<<<<

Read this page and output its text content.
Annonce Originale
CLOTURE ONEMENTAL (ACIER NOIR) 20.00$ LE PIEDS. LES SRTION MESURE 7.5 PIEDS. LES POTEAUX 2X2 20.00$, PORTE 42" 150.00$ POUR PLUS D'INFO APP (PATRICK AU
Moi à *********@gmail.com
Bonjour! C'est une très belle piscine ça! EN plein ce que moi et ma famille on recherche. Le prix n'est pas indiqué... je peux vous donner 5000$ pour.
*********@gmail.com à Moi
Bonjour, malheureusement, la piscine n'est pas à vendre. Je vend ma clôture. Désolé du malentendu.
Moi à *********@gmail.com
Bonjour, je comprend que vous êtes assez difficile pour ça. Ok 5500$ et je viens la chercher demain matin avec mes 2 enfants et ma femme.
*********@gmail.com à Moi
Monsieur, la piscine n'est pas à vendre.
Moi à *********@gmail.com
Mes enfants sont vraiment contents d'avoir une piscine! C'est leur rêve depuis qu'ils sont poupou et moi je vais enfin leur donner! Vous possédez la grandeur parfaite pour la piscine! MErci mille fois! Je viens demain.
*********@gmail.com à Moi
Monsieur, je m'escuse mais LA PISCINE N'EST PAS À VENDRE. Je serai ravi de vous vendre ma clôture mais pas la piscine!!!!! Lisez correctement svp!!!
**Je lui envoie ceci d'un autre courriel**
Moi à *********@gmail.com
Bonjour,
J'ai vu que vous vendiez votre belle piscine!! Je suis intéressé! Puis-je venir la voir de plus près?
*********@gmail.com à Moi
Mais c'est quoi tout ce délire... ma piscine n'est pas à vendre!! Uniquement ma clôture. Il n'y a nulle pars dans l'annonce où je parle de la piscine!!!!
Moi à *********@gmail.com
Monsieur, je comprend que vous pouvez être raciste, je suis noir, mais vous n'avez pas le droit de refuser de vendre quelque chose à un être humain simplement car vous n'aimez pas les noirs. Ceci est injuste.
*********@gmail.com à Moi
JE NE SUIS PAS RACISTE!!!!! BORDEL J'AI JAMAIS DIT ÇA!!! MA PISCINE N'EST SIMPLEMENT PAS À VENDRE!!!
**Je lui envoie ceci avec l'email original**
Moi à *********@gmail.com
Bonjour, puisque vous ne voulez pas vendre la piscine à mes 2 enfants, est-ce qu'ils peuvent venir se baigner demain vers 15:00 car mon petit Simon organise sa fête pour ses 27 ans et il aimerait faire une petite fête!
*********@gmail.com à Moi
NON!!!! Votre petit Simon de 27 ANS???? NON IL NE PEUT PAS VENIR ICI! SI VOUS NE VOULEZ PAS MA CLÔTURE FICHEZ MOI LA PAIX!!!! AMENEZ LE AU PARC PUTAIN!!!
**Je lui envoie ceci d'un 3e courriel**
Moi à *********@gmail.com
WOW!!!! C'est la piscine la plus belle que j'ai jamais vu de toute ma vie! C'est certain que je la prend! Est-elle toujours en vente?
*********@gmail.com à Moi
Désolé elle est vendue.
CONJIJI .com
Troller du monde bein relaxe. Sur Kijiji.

>>>>

→ Objective
Each record must be returned exactly as it is written.

→ Task output
Read this page and output its text content.
Annonce Originale
CLOTURE ONEMENTAL (ACIER NOIR) 20.00$ LE PIEDS. LES SRTION MESURE 7.5 PIEDS. LES POTEAUX 2X2 20.00$, PORTE 42" 150.00$ POUR PLUS D'INFO APP (PATRICK AU
Moi à *********@gmail.com
Bonjour! C'est une très belle piscine ça! EN plein ce que moi et ma famille on recherche. Le prix n'est pas indiqué... je peux vous donner 5000$ pour.
*********@gmail.com à Moi
Bonjour, malheureusement, la piscine n'est pas à vendre. Je vend ma clôture. Désolé du malentendu.
Moi à *********@gmail.com
Bonjour, je comprend que vous êtes assez difficile pour ça. Ok 5500$ et je viens la chercher demain matin avec mes 2 enfants et ma femme.
*********@gmail.com à Moi
Monsieur, la piscine n'est pas à vendre.
Moi à *********@gmail.com
Mes enfants sont vraiment contents d'avoir une piscine! C'est leur rêve depuis qu'ils sont poupou et moi je vais enfin leur donner! Vous possédez la grandeur parfaite pour la piscine! MErci mille fois! Je viens demain.
*********@gmail.com à Moi
Monsieur, je m'escuse mais LA PISCINE N'EST PAS À VENDRE. Je serai ravi de vous vendre ma clôture mais pas la piscine!!!!! Lisez correctement svp!!!
**Je lui envoie ceci d'un autre courriel**
Moi à *********@gmail.com
Bonjour,
J'ai vu que vous vendiez votre belle piscine!! Je suis intéressé! Puis-je venir la voir de plus près?
*********@gmail.com à Moi
Mais c'est quoi tout ce délire... ma piscine n'est pas à vendre!! Uniquement ma clôture. Il n'y a nulle pars dans l'annonce où je parle de la piscine!!!!
Moi à *********@gmail.com
Monsieur, je comprend que vous pouvez être raciste, je suis noir, mais vous n'avez pas le droit de refuser de vendre quelque chose à un être humain simplement car vous n'aimez pas les noirs. Ceci est injuste.
*********@gmail.com à Moi
JE NE SUIS PAS RACISTE!!!!! BORDEL J'AI JAMAIS DIT ÇA!!! MA PISCINE N'EST SIMPLEMENT PAS À VENDRE!!!
**Je lui envoie ceci avec l'email original**
Moi à *********@gmail.com
Bonjour, puisque vous ne voulez pas vendre la piscine à mes 2 enfants, est-ce qu'ils peuvent venir se baigner demain vers 15:00 car mon petit Simon organise sa fête pour ses 27 ans et il aimerait faire une petite fête!
*********@gmail.com à Moi
NON!!!! Votre petit Simon de 27 ANS???? NON IL NE PEUT PAS VENIR ICI! SI VOUS NE VOULEZ PAS MA CLÔTURE FICHEZ MOI LA PAIX!!!! AMENEZ LE AU PARC PUTAIN!!!
**Je lui envoie ceci d'un 3e courriel**
Moi à *********@gmail.com
WOW!!!! C'est la piscine la plus belle que j'ai jamais vu de toute ma vie! C'est certain que je la prend! Est-elle toujours en vente?
*********@gmail.com à Moi
Désolé elle est vendue.
CONJIJI .com
Troller du monde bein relaxe. Sur Kijiji.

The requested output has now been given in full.